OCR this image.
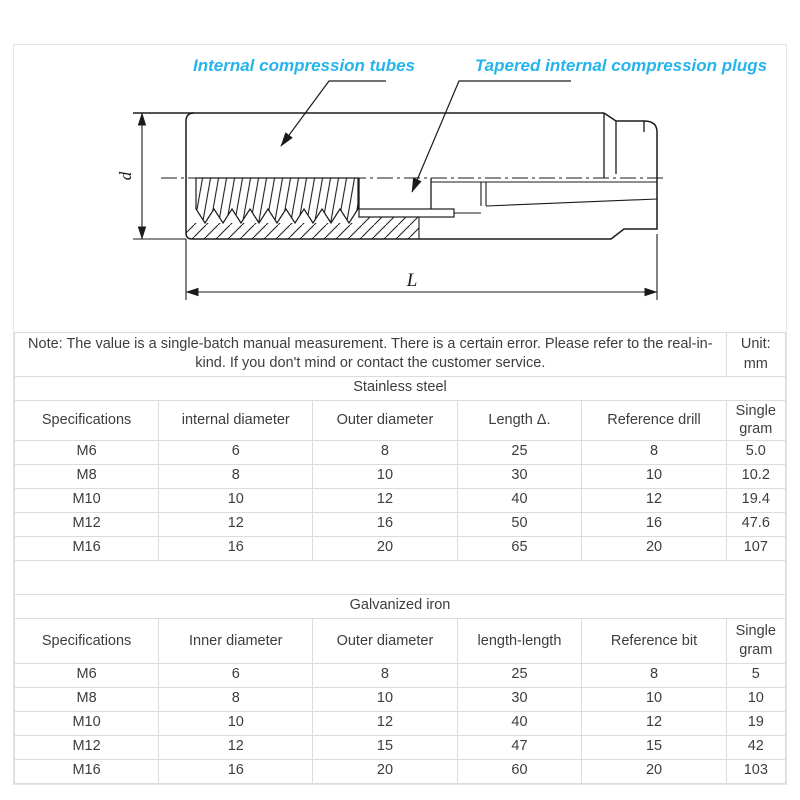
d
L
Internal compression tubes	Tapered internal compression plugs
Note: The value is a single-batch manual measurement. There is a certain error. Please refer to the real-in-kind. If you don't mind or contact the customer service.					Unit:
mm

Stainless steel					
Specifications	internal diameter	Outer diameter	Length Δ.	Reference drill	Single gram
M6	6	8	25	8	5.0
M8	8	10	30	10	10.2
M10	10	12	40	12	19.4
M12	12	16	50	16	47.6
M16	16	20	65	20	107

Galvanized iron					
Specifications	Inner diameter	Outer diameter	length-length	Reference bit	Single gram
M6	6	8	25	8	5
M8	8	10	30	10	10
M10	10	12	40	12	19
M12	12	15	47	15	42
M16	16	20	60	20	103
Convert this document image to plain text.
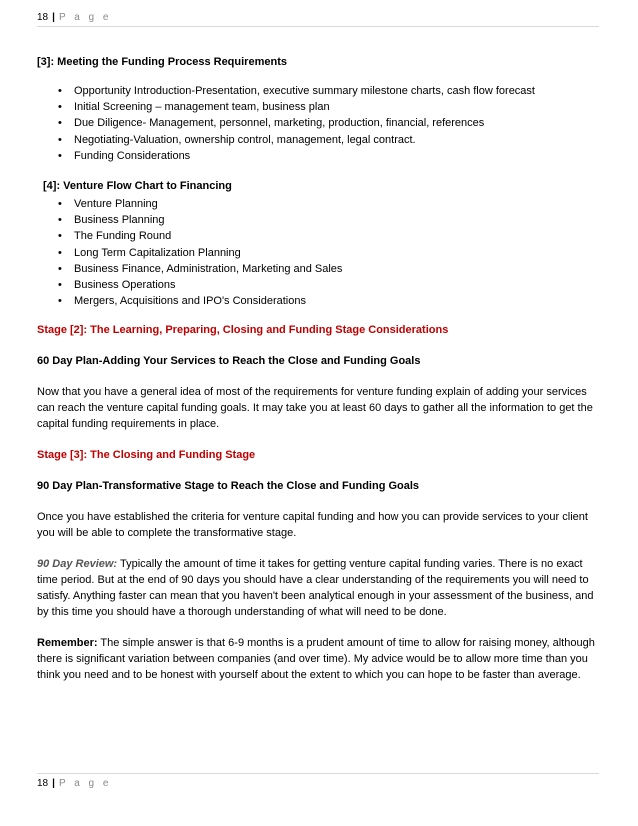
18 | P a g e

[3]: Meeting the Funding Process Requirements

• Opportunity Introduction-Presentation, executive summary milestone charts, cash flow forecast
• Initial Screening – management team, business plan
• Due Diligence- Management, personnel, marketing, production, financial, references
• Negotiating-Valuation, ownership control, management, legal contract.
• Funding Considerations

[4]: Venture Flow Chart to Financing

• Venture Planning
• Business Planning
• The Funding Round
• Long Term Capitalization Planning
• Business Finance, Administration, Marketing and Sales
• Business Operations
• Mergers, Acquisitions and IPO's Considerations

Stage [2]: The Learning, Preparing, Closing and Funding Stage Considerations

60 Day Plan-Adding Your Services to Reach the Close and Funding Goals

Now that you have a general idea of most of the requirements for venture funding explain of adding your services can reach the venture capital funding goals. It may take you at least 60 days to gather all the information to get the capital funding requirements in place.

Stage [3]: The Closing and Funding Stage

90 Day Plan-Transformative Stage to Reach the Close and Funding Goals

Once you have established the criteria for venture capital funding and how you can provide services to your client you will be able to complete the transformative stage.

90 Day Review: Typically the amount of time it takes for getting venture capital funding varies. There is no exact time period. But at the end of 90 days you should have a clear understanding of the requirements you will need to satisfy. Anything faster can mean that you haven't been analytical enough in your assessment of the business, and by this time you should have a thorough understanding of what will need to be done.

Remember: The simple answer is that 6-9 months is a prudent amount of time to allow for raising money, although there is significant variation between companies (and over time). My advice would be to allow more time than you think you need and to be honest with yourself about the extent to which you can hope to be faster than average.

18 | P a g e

_Problem statement_
Pictures stay out; repeat all the rest of the records exactly.

_Exercise answer_
OCR this image.
d
L
Internal compression tubes	Tapered internal compression plugs
Note: The value is a single-batch manual measurement. There is a certain error. Please refer to the real-in-kind. If you don't mind or contact the customer service.					Unit:
mm

Stainless steel					
Specifications	internal diameter	Outer diameter	Length Δ.	Reference drill	Single gram
M6	6	8	25	8	5.0
M8	8	10	30	10	10.2
M10	10	12	40	12	19.4
M12	12	16	50	16	47.6
M16	16	20	65	20	107

Galvanized iron					
Specifications	Inner diameter	Outer diameter	length-length	Reference bit	Single gram
M6	6	8	25	8	5
M8	8	10	30	10	10
M10	10	12	40	12	19
M12	12	15	47	15	42
M16	16	20	60	20	103
Convert this document image to plain text.
18 | P a g e

[3]: Meeting the Funding Process Requirements

• Opportunity Introduction-Presentation, executive summary milestone charts, cash flow forecast
• Initial Screening – management team, business plan
• Due Diligence- Management, personnel, marketing, production, financial, references
• Negotiating-Valuation, ownership control, management, legal contract.
• Funding Considerations

[4]: Venture Flow Chart to Financing

• Venture Planning
• Business Planning
• The Funding Round
• Long Term Capitalization Planning
• Business Finance, Administration, Marketing and Sales
• Business Operations
• Mergers, Acquisitions and IPO's Considerations

Stage [2]: The Learning, Preparing, Closing and Funding Stage Considerations

60 Day Plan-Adding Your Services to Reach the Close and Funding Goals

Now that you have a general idea of most of the requirements for venture funding explain of adding your services can reach the venture capital funding goals. It may take you at least 60 days to gather all the information to get the capital funding requirements in place.

Stage [3]: The Closing and Funding Stage

90 Day Plan-Transformative Stage to Reach the Close and Funding Goals

Once you have established the criteria for venture capital funding and how you can provide services to your client you will be able to complete the transformative stage.

90 Day Review: Typically the amount of time it takes for getting venture capital funding varies. There is no exact time period. But at the end of 90 days you should have a clear understanding of the requirements you will need to satisfy. Anything faster can mean that you haven't been analytical enough in your assessment of the business, and by this time you should have a thorough understanding of what will need to be done.

Remember: The simple answer is that 6-9 months is a prudent amount of time to allow for raising money, although there is significant variation between companies (and over time). My advice would be to allow more time than you think you need and to be honest with yourself about the extent to which you can hope to be faster than average.

18 | P a g e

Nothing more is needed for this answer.